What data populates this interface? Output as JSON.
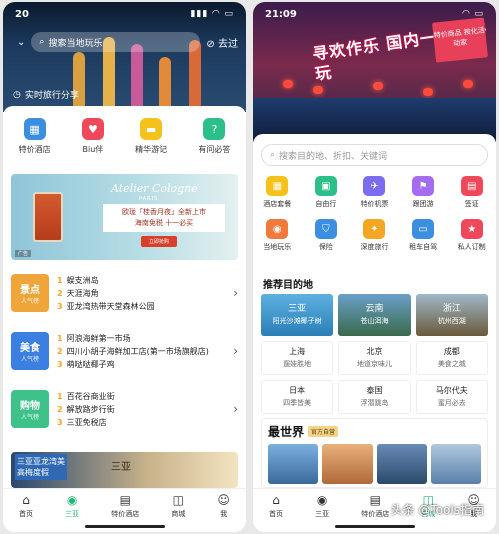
{
  "left": {
    "status": {
      "time": "20",
      "icons": "▮▮▮ ◠ ▭"
    },
    "city": "",
    "search_placeholder": "搜索当地玩乐",
    "checkin_label": "去过",
    "share_label": "实时旅行分享",
    "categories": [
      {
        "label": "特价酒店",
        "icon": "building-icon",
        "color": "#3b8ee0"
      },
      {
        "label": "Biu伴",
        "icon": "heart-icon",
        "color": "#f0485b"
      },
      {
        "label": "精华游记",
        "icon": "note-icon",
        "color": "#f5c21b"
      },
      {
        "label": "有问必答",
        "icon": "question-icon",
        "color": "#2cbf8a"
      }
    ],
    "banner": {
      "brand": "Atelier Cologne",
      "brand_sub": "PARIS",
      "line1": "欧珑「桂香月夜」全新上市",
      "line2": "海南免税 十一必买",
      "button": "立即抢购",
      "tag": "广告"
    },
    "rankings": [
      {
        "tile": "景点",
        "tile_sub": "人气榜",
        "color": "#f0a53a",
        "items": [
          "蜈支洲岛",
          "天涯海角",
          "亚龙湾热带天堂森林公园"
        ]
      },
      {
        "tile": "美食",
        "tile_sub": "人气榜",
        "color": "#3b7fe0",
        "items": [
          "阿浪海鲜第一市场",
          "四川小胡子海鲜加工店(第一市场旗舰店)",
          "萌哒哒椰子鸡"
        ]
      },
      {
        "tile": "购物",
        "tile_sub": "人气榜",
        "color": "#3fc28a",
        "items": [
          "百花谷商业街",
          "解放路步行街",
          "三亚免税店"
        ]
      }
    ],
    "promo": {
      "left": "三亚亚龙湾美高梅度假",
      "center": "三亚"
    },
    "tabs": [
      {
        "label": "首页",
        "icon": "home-icon"
      },
      {
        "label": "三亚",
        "icon": "location-icon"
      },
      {
        "label": "特价酒店",
        "icon": "bed-icon"
      },
      {
        "label": "商城",
        "icon": "bag-icon"
      },
      {
        "label": "我",
        "icon": "user-icon"
      }
    ]
  },
  "right": {
    "status": {
      "time": "21:09",
      "icons": "◠ ▭"
    },
    "hero_title": "寻欢作乐 国内一种好好玩",
    "badge": "特价商品 按化活动家",
    "search_placeholder": "搜索目的地、折扣、关键词",
    "services": [
      {
        "label": "酒店套餐",
        "icon": "hotel-icon",
        "color": "#f5c21b"
      },
      {
        "label": "自由行",
        "icon": "luggage-icon",
        "color": "#2cbf8a"
      },
      {
        "label": "特价机票",
        "icon": "plane-icon",
        "color": "#7b6cf0"
      },
      {
        "label": "跟团游",
        "icon": "flag-icon",
        "color": "#a66cf0"
      },
      {
        "label": "签证",
        "icon": "passport-icon",
        "color": "#f0485b"
      },
      {
        "label": "当地玩乐",
        "icon": "camera-icon",
        "color": "#f07a3a"
      },
      {
        "label": "保险",
        "icon": "shield-icon",
        "color": "#3b8ee0"
      },
      {
        "label": "深度旅行",
        "icon": "compass-icon",
        "color": "#f5a623"
      },
      {
        "label": "租车自驾",
        "icon": "car-icon",
        "color": "#3b8ee0"
      },
      {
        "label": "私人订制",
        "icon": "star-icon",
        "color": "#f0485b"
      }
    ],
    "dest_title": "推荐目的地",
    "featured": [
      {
        "name": "三亚",
        "sub": "阳光沙滩椰子树",
        "color": "#2a8fd0"
      },
      {
        "name": "云南",
        "sub": "苍山洱海",
        "color": "#3a7a4a"
      },
      {
        "name": "浙江",
        "sub": "杭州西湖",
        "color": "#8a6a3a"
      }
    ],
    "cities": [
      {
        "name": "上海",
        "sub": "遛娃胜地"
      },
      {
        "name": "北京",
        "sub": "地道京味儿"
      },
      {
        "name": "成都",
        "sub": "美食之城"
      },
      {
        "name": "日本",
        "sub": "四季皆美"
      },
      {
        "name": "泰国",
        "sub": "浮潜跳岛"
      },
      {
        "name": "马尔代夫",
        "sub": "蜜月必去"
      }
    ],
    "best_logo": "最世界",
    "best_tag": "官方自营",
    "best_images": [
      "#4a7fb8",
      "#d98a4a",
      "#3a5f8a",
      "#7aa0c8"
    ],
    "tabs": [
      {
        "label": "首页",
        "icon": "home-icon"
      },
      {
        "label": "三亚",
        "icon": "location-icon"
      },
      {
        "label": "特价酒店",
        "icon": "bed-icon"
      },
      {
        "label": "商城",
        "icon": "bag-icon"
      },
      {
        "label": "我",
        "icon": "user-icon"
      }
    ],
    "watermark": "头条 @Tools指南"
  }
}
::::::
→ Short task: Copy the records above exactly, omitting every picture.

→ Task solution:
What data populates this interface? Output as JSON.
{
  "left": {
    "status": {
      "time": "20",
      "icons": "▮▮▮ ◠ ▭"
    },
    "city": "",
    "search_placeholder": "搜索当地玩乐",
    "checkin_label": "去过",
    "share_label": "实时旅行分享",
    "categories": [
      {
        "label": "特价酒店",
        "icon": "building-icon",
        "color": "#3b8ee0"
      },
      {
        "label": "Biu伴",
        "icon": "heart-icon",
        "color": "#f0485b"
      },
      {
        "label": "精华游记",
        "icon": "note-icon",
        "color": "#f5c21b"
      },
      {
        "label": "有问必答",
        "icon": "question-icon",
        "color": "#2cbf8a"
      }
    ],
    "banner": {
      "brand": "Atelier Cologne",
      "brand_sub": "PARIS",
      "line1": "欧珑「桂香月夜」全新上市",
      "line2": "海南免税 十一必买",
      "button": "立即抢购",
      "tag": "广告"
    },
    "rankings": [
      {
        "tile": "景点",
        "tile_sub": "人气榜",
        "color": "#f0a53a",
        "items": [
          "蜈支洲岛",
          "天涯海角",
          "亚龙湾热带天堂森林公园"
        ]
      },
      {
        "tile": "美食",
        "tile_sub": "人气榜",
        "color": "#3b7fe0",
        "items": [
          "阿浪海鲜第一市场",
          "四川小胡子海鲜加工店(第一市场旗舰店)",
          "萌哒哒椰子鸡"
        ]
      },
      {
        "tile": "购物",
        "tile_sub": "人气榜",
        "color": "#3fc28a",
        "items": [
          "百花谷商业街",
          "解放路步行街",
          "三亚免税店"
        ]
      }
    ],
    "promo": {
      "left": "三亚亚龙湾美高梅度假",
      "center": "三亚"
    },
    "tabs": [
      {
        "label": "首页",
        "icon": "home-icon"
      },
      {
        "label": "三亚",
        "icon": "location-icon"
      },
      {
        "label": "特价酒店",
        "icon": "bed-icon"
      },
      {
        "label": "商城",
        "icon": "bag-icon"
      },
      {
        "label": "我",
        "icon": "user-icon"
      }
    ]
  },
  "right": {
    "status": {
      "time": "21:09",
      "icons": "◠ ▭"
    },
    "hero_title": "寻欢作乐 国内一种好好玩",
    "badge": "特价商品 按化活动家",
    "search_placeholder": "搜索目的地、折扣、关键词",
    "services": [
      {
        "label": "酒店套餐",
        "icon": "hotel-icon",
        "color": "#f5c21b"
      },
      {
        "label": "自由行",
        "icon": "luggage-icon",
        "color": "#2cbf8a"
      },
      {
        "label": "特价机票",
        "icon": "plane-icon",
        "color": "#7b6cf0"
      },
      {
        "label": "跟团游",
        "icon": "flag-icon",
        "color": "#a66cf0"
      },
      {
        "label": "签证",
        "icon": "passport-icon",
        "color": "#f0485b"
      },
      {
        "label": "当地玩乐",
        "icon": "camera-icon",
        "color": "#f07a3a"
      },
      {
        "label": "保险",
        "icon": "shield-icon",
        "color": "#3b8ee0"
      },
      {
        "label": "深度旅行",
        "icon": "compass-icon",
        "color": "#f5a623"
      },
      {
        "label": "租车自驾",
        "icon": "car-icon",
        "color": "#3b8ee0"
      },
      {
        "label": "私人订制",
        "icon": "star-icon",
        "color": "#f0485b"
      }
    ],
    "dest_title": "推荐目的地",
    "featured": [
      {
        "name": "三亚",
        "sub": "阳光沙滩椰子树",
        "color": "#2a8fd0"
      },
      {
        "name": "云南",
        "sub": "苍山洱海",
        "color": "#3a7a4a"
      },
      {
        "name": "浙江",
        "sub": "杭州西湖",
        "color": "#8a6a3a"
      }
    ],
    "cities": [
      {
        "name": "上海",
        "sub": "遛娃胜地"
      },
      {
        "name": "北京",
        "sub": "地道京味儿"
      },
      {
        "name": "成都",
        "sub": "美食之城"
      },
      {
        "name": "日本",
        "sub": "四季皆美"
      },
      {
        "name": "泰国",
        "sub": "浮潜跳岛"
      },
      {
        "name": "马尔代夫",
        "sub": "蜜月必去"
      }
    ],
    "best_logo": "最世界",
    "best_tag": "官方自营",
    "best_images": [
      "#4a7fb8",
      "#d98a4a",
      "#3a5f8a",
      "#7aa0c8"
    ],
    "tabs": [
      {
        "label": "首页",
        "icon": "home-icon"
      },
      {
        "label": "三亚",
        "icon": "location-icon"
      },
      {
        "label": "特价酒店",
        "icon": "bed-icon"
      },
      {
        "label": "商城",
        "icon": "bag-icon"
      },
      {
        "label": "我",
        "icon": "user-icon"
      }
    ],
    "watermark": "头条 @Tools指南"
  }
}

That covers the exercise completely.